- Required task: Every record that follows should be printed verbatim.

- Dataset:
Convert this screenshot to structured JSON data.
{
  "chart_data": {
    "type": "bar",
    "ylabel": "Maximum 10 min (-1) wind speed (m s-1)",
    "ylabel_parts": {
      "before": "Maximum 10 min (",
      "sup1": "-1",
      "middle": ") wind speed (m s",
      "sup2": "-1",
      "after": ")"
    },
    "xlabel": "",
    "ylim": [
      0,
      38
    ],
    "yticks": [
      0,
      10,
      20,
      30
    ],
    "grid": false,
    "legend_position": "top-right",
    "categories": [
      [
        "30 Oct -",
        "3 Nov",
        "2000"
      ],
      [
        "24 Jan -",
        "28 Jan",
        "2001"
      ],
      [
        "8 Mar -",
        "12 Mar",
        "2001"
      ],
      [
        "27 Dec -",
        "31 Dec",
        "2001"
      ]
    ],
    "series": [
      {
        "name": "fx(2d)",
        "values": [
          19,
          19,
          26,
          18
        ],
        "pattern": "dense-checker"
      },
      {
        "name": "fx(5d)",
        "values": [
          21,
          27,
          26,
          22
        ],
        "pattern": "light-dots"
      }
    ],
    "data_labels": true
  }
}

- Finished exercise:
Convert this screenshot to structured JSON data.
{
  "chart_data": {
    "type": "bar",
    "ylabel": "Maximum 10 min (-1) wind speed (m s-1)",
    "ylabel_parts": {
      "before": "Maximum 10 min (",
      "sup1": "-1",
      "middle": ") wind speed (m s",
      "sup2": "-1",
      "after": ")"
    },
    "xlabel": "",
    "ylim": [
      0,
      38
    ],
    "yticks": [
      0,
      10,
      20,
      30
    ],
    "grid": false,
    "legend_position": "top-right",
    "categories": [
      [
        "30 Oct -",
        "3 Nov",
        "2000"
      ],
      [
        "24 Jan -",
        "28 Jan",
        "2001"
      ],
      [
        "8 Mar -",
        "12 Mar",
        "2001"
      ],
      [
        "27 Dec -",
        "31 Dec",
        "2001"
      ]
    ],
    "series": [
      {
        "name": "fx(2d)",
        "values": [
          19,
          19,
          26,
          18
        ],
        "pattern": "dense-checker"
      },
      {
        "name": "fx(5d)",
        "values": [
          21,
          27,
          26,
          22
        ],
        "pattern": "light-dots"
      }
    ],
    "data_labels": true
  }
}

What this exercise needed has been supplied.